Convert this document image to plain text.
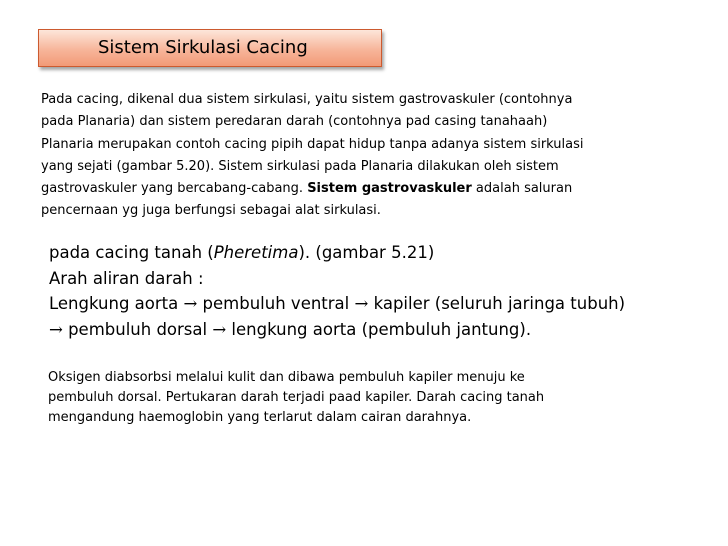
Sistem Sirkulasi Cacing
Pada cacing, dikenal dua sistem sirkulasi, yaitu sistem gastrovaskuler (contohnya
pada Planaria) dan sistem peredaran darah (contohnya pad casing tanahaah)
Planaria merupakan contoh cacing pipih dapat hidup tanpa adanya sistem sirkulasi
yang sejati (gambar 5.20). Sistem sirkulasi pada Planaria dilakukan oleh sistem
gastrovaskuler yang bercabang-cabang. Sistem gastrovaskuler adalah saluran
pencernaan yg juga berfungsi sebagai alat sirkulasi.
pada cacing tanah (Pheretima). (gambar 5.21)
Arah aliran darah :
Lengkung aorta → pembuluh ventral → kapiler (seluruh jaringa tubuh)
→ pembuluh dorsal → lengkung aorta (pembuluh jantung).
Oksigen diabsorbsi melalui kulit dan dibawa pembuluh kapiler menuju ke
pembuluh dorsal. Pertukaran darah terjadi paad kapiler. Darah cacing tanah
mengandung haemoglobin yang terlarut dalam cairan darahnya.
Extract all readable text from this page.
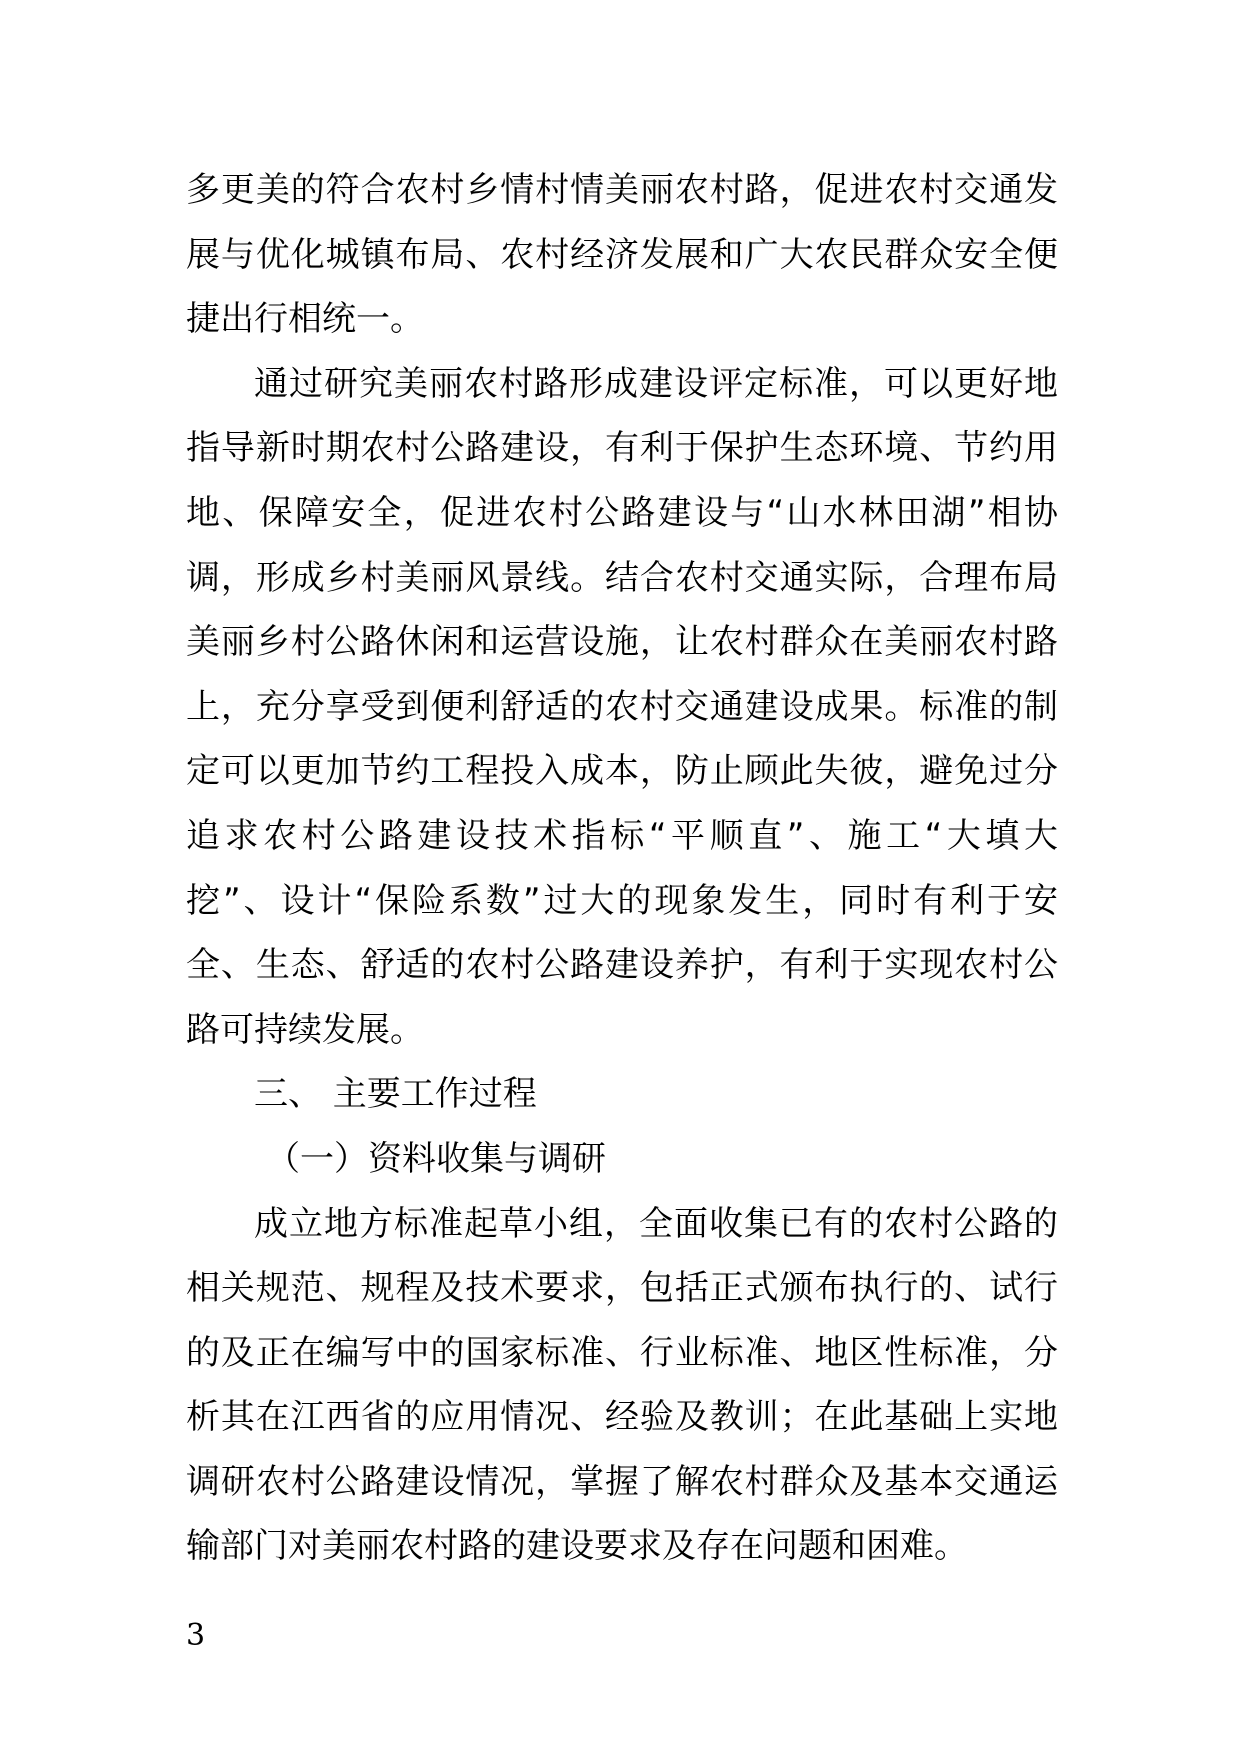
多更美的符合农村乡情村情美丽农村路，促进农村交通发
展与优化城镇布局、农村经济发展和广大农民群众安全便
捷出行相统一。
通过研究美丽农村路形成建设评定标准，可以更好地
指导新时期农村公路建设，有利于保护生态环境、节约用
地、保障安全，促进农村公路建设与“山水林田湖”相协
调，形成乡村美丽风景线。结合农村交通实际，合理布局
美丽乡村公路休闲和运营设施，让农村群众在美丽农村路
上，充分享受到便利舒适的农村交通建设成果。标准的制
定可以更加节约工程投入成本，防止顾此失彼，避免过分
追求农村公路建设技术指标“平顺直”、施工“大填大
挖”、设计“保险系数”过大的现象发生，同时有利于安
全、生态、舒适的农村公路建设养护，有利于实现农村公
路可持续发展。
三、 主要工作过程
（一）资料收集与调研
成立地方标准起草小组，全面收集已有的农村公路的
相关规范、规程及技术要求，包括正式颁布执行的、试行
的及正在编写中的国家标准、行业标准、地区性标准，分
析其在江西省的应用情况、经验及教训；在此基础上实地
调研农村公路建设情况，掌握了解农村群众及基本交通运
输部门对美丽农村路的建设要求及存在问题和困难。
3
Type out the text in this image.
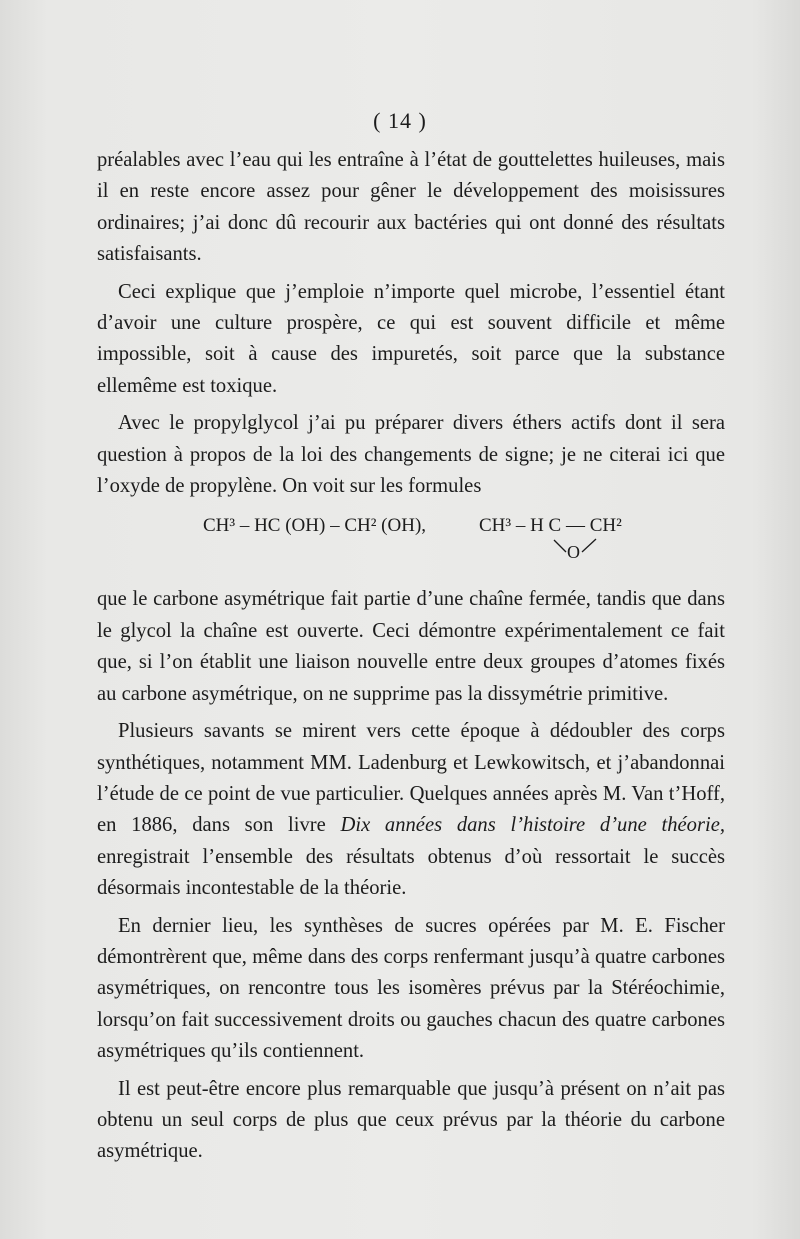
( 14 )

préalables avec l’eau qui les entraîne à l’état de gouttelettes huileuses, mais il en reste encore assez pour gêner le développement des moisissures ordinaires; j’ai donc dû recourir aux bactéries qui ont donné des résultats satisfaisants.

Ceci explique que j’emploie n’importe quel microbe, l’essentiel étant d’avoir une culture prospère, ce qui est souvent difficile et même impossible, soit à cause des impuretés, soit parce que la substance ellemême est toxique.

Avec le propylglycol j’ai pu préparer divers éthers actifs dont il sera question à propos de la loi des changements de signe; je ne citerai ici que l’oxyde de propylène. On voit sur les formules

CH³ – HC (OH) – CH² (OH),	CH³ – H C — CH²
O

que le carbone asymétrique fait partie d’une chaîne fermée, tandis que dans le glycol la chaîne est ouverte. Ceci démontre expérimentalement ce fait que, si l’on établit une liaison nouvelle entre deux groupes d’atomes fixés au carbone asymétrique, on ne supprime pas la dissymétrie primitive.

Plusieurs savants se mirent vers cette époque à dédoubler des corps synthétiques, notamment MM. Ladenburg et Lewkowitsch, et j’abandonnai l’étude de ce point de vue particulier. Quelques années après M. Van t’Hoff, en 1886, dans son livre Dix années dans l’histoire d’une théorie, enregistrait l’ensemble des résultats obtenus d’où ressortait le succès désormais incontestable de la théorie.

En dernier lieu, les synthèses de sucres opérées par M. E. Fischer démontrèrent que, même dans des corps renfermant jusqu’à quatre carbones asymétriques, on rencontre tous les isomères prévus par la Stéréochimie, lorsqu’on fait successivement droits ou gauches chacun des quatre carbones asymétriques qu’ils contiennent.

Il est peut-être encore plus remarquable que jusqu’à présent on n’ait pas obtenu un seul corps de plus que ceux prévus par la théorie du carbone asymétrique.
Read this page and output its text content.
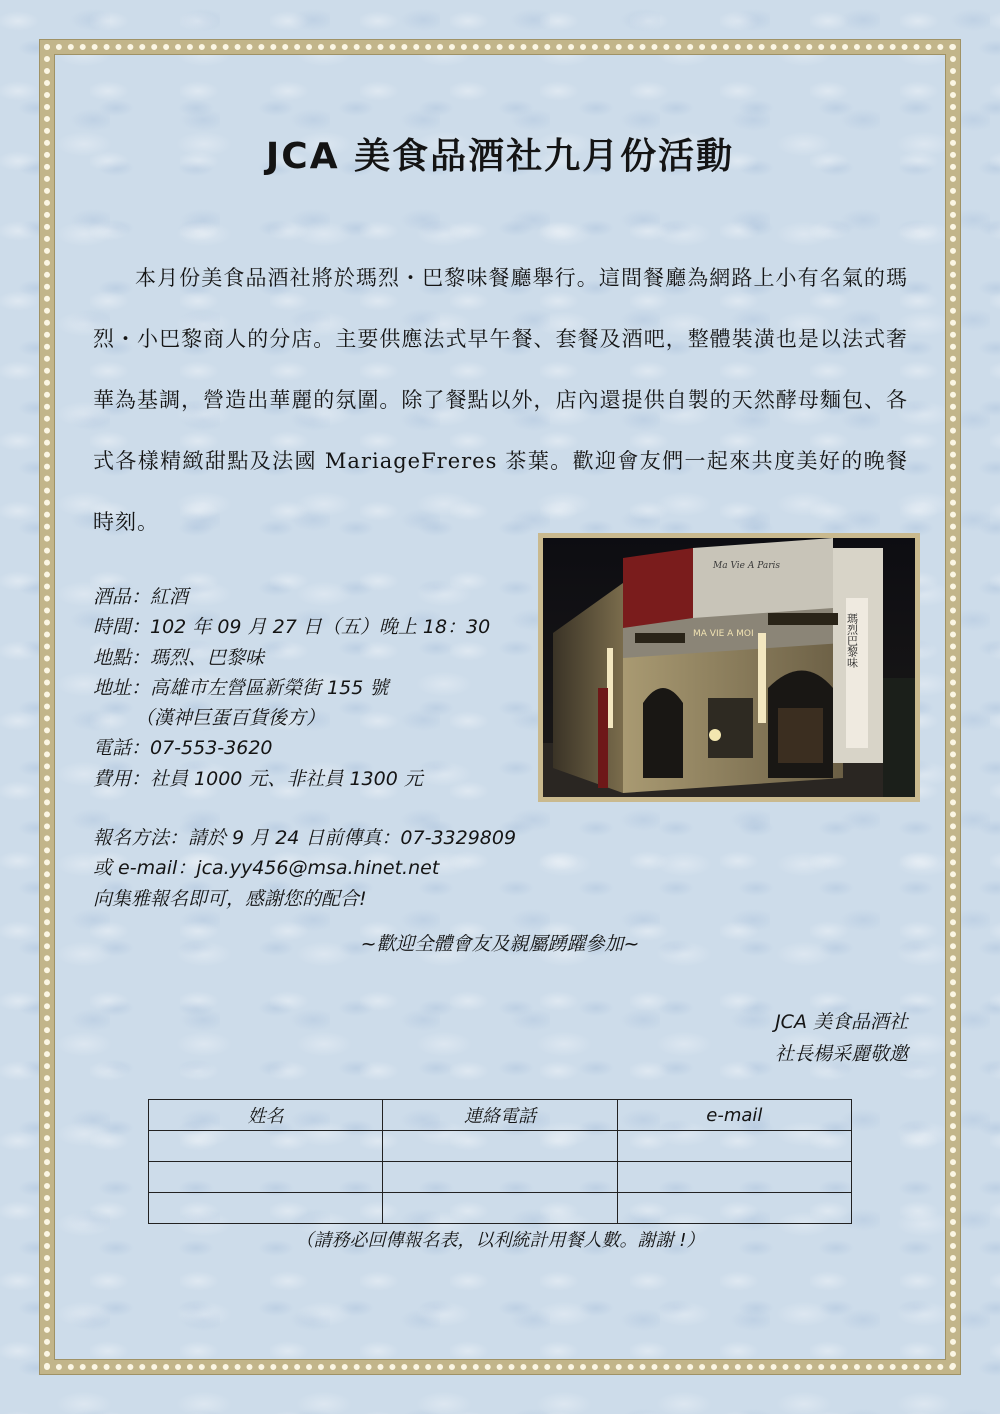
JCA 美食品酒社九月份活動

本月份美食品酒社將於瑪烈・巴黎味餐廳舉行。這間餐廳為網路上小有名氣的瑪烈・小巴黎商人的分店。主要供應法式早午餐、套餐及酒吧，整體裝潢也是以法式奢華為基調，營造出華麗的氛圍。除了餐點以外，店內還提供自製的天然酵母麵包、各式各樣精緻甜點及法國 MariageFreres 茶葉。歡迎會友們一起來共度美好的晚餐時刻。

MA VIE A MOI
Ma Vie A Paris
瑪烈巴黎味
酒品：紅酒
時間：102 年 09 月 27 日（五）晚上 18：30
地點：瑪烈、巴黎味
地址：高雄市左營區新榮街 155 號
（漢神巨蛋百貨後方）
電話：07-553-3620
費用：社員 1000 元、非社員 1300 元
報名方法：請於 9 月 24 日前傳真：07-3329809
或 e-mail：jca.yy456@msa.hinet.net
向集雅報名即可，感謝您的配合!
~歡迎全體會友及親屬踴躍參加~
JCA 美食品酒社
社長楊采麗敬邀
姓名	連絡電話	e-mail

（請務必回傳報名表，以利統計用餐人數。謝謝 !）
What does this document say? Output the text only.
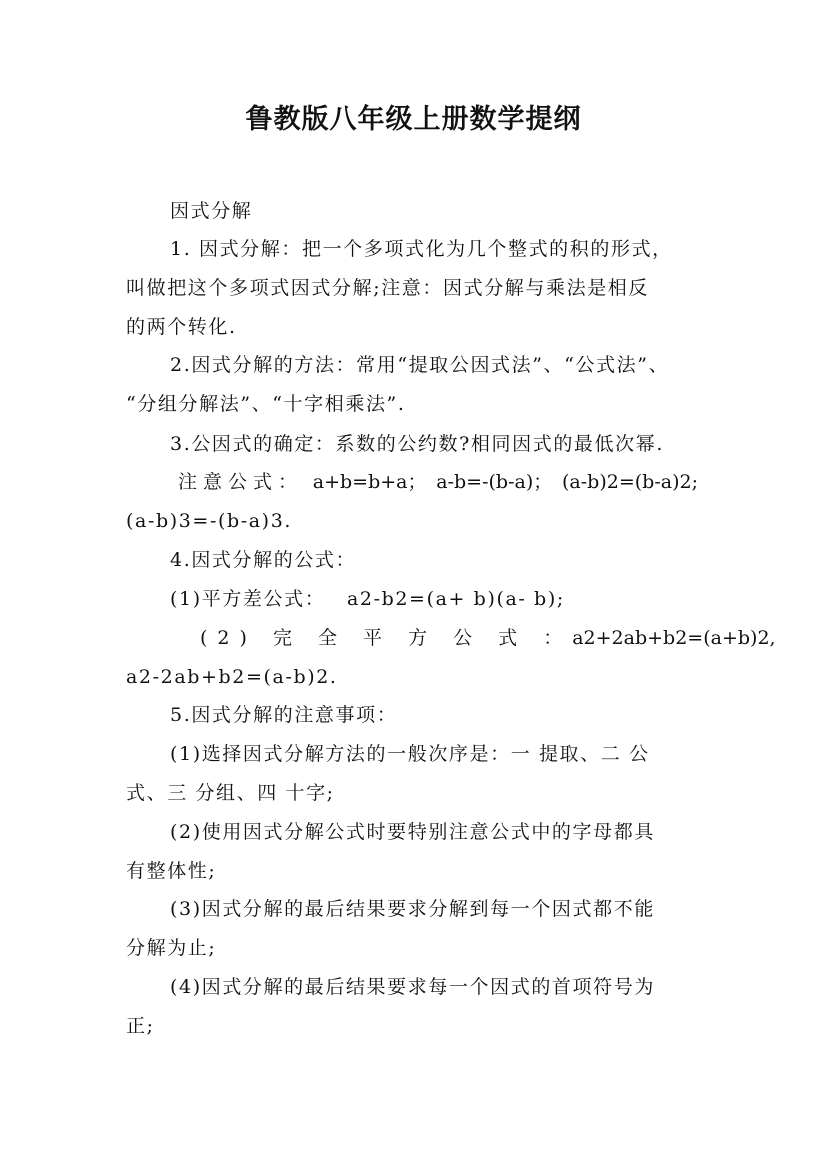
鲁教版八年级上册数学提纲
因式分解
1. 因式分解：把一个多项式化为几个整式的积的形式，
叫做把这个多项式因式分解;注意：因式分解与乘法是相反
的两个转化.
2.因式分解的方法：常用“提取公因式法”、“公式法”、
“分组分解法”、“十字相乘法”.
3.公因式的确定：系数的公约数?相同因式的最低次幂.
注意公式： a+b=b+a； a-b=-(b-a)； (a-b)2=(b-a)2;
(a-b)3=-(b-a)3.
4.因式分解的公式：
(1)平方差公式： a2-b2=(a+ b)(a- b);
(2) 完 全 平 方 公 式 ： a2+2ab+b2=(a+b)2,
a2-2ab+b2=(a-b)2.
5.因式分解的注意事项：
(1)选择因式分解方法的一般次序是：一 提取、二 公
式、三 分组、四 十字;
(2)使用因式分解公式时要特别注意公式中的字母都具
有整体性;
(3)因式分解的最后结果要求分解到每一个因式都不能
分解为止;
(4)因式分解的最后结果要求每一个因式的首项符号为
正;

» **Problem requirements**: Write out the lines of the material from the one containing "What does this" through the last, exactly and only those. Leave every picture out.

» **Right answer**:
What does this document say? Output the text only.
鲁教版八年级上册数学提纲
因式分解
1. 因式分解：把一个多项式化为几个整式的积的形式，
叫做把这个多项式因式分解;注意：因式分解与乘法是相反
的两个转化.
2.因式分解的方法：常用“提取公因式法”、“公式法”、
“分组分解法”、“十字相乘法”.
3.公因式的确定：系数的公约数?相同因式的最低次幂.
注意公式： a+b=b+a； a-b=-(b-a)； (a-b)2=(b-a)2;
(a-b)3=-(b-a)3.
4.因式分解的公式：
(1)平方差公式： a2-b2=(a+ b)(a- b);
(2) 完 全 平 方 公 式 ： a2+2ab+b2=(a+b)2,
a2-2ab+b2=(a-b)2.
5.因式分解的注意事项：
(1)选择因式分解方法的一般次序是：一 提取、二 公
式、三 分组、四 十字;
(2)使用因式分解公式时要特别注意公式中的字母都具
有整体性;
(3)因式分解的最后结果要求分解到每一个因式都不能
分解为止;
(4)因式分解的最后结果要求每一个因式的首项符号为
正;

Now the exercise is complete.